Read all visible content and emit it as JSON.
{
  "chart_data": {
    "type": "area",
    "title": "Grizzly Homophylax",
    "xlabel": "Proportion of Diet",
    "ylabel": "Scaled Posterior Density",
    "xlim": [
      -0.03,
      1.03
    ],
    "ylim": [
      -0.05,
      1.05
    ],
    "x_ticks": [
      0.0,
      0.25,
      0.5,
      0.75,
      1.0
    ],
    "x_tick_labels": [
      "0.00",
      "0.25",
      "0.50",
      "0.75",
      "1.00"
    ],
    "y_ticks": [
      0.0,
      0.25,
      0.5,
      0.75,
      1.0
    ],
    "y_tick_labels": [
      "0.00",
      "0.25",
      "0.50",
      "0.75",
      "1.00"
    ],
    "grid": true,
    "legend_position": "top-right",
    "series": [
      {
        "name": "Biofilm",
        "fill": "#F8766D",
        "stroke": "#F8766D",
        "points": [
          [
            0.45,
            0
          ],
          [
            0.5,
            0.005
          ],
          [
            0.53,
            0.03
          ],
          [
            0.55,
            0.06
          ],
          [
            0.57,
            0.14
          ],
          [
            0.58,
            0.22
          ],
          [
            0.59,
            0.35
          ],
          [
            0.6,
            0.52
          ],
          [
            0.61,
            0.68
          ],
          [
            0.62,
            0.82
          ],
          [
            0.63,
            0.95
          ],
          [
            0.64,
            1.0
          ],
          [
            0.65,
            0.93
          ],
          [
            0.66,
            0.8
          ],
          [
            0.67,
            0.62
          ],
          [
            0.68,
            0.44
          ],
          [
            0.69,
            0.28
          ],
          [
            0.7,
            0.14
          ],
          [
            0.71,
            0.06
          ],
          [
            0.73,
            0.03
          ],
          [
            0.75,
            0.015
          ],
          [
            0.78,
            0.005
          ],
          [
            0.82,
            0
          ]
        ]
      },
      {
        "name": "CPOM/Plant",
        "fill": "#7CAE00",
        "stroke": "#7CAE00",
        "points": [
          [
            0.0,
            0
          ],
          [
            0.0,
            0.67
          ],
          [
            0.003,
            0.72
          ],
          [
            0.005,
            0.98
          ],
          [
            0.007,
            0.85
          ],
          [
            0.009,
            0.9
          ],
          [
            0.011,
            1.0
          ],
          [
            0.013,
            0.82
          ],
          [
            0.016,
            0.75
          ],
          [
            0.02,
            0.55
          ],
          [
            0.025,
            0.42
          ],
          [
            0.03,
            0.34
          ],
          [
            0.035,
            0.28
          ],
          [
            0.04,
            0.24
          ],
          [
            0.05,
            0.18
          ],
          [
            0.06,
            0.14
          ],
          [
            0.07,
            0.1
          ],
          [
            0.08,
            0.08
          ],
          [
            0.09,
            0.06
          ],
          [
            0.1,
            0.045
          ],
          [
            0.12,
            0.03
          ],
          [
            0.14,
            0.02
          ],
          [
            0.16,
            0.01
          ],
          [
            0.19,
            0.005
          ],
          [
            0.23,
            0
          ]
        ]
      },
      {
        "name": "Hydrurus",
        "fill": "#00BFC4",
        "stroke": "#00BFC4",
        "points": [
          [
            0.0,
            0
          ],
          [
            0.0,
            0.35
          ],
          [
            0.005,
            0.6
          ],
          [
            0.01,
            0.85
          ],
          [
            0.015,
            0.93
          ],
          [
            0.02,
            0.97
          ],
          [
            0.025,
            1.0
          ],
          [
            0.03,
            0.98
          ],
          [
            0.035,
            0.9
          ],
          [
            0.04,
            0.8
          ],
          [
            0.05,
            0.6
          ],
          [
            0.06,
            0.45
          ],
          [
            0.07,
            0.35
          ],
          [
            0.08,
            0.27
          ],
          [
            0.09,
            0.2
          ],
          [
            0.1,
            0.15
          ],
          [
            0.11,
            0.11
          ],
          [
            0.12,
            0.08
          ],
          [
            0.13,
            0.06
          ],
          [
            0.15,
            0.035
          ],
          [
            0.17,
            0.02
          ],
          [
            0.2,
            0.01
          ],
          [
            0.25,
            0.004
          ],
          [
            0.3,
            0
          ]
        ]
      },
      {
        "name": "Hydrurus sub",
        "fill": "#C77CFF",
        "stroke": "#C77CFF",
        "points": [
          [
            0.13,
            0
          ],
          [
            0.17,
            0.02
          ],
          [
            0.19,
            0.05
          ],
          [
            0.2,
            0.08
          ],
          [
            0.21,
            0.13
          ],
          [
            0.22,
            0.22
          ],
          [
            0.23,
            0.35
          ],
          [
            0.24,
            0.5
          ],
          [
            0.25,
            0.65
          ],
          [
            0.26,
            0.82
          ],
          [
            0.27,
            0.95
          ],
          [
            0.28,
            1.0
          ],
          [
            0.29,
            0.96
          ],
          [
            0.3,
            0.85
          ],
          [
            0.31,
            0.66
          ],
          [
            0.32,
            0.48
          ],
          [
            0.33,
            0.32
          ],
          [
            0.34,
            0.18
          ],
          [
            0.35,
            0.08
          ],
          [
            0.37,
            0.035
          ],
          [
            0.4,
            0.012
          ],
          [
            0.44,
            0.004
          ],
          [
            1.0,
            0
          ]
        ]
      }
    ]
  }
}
:::
* [Set exercise]:
Look through the entries above; copy each line where the string "fill" appears.

* [Written answer]:
        "fill": "#F8766D",
        "fill": "#7CAE00",
        "fill": "#00BFC4",
        "fill": "#C77CFF",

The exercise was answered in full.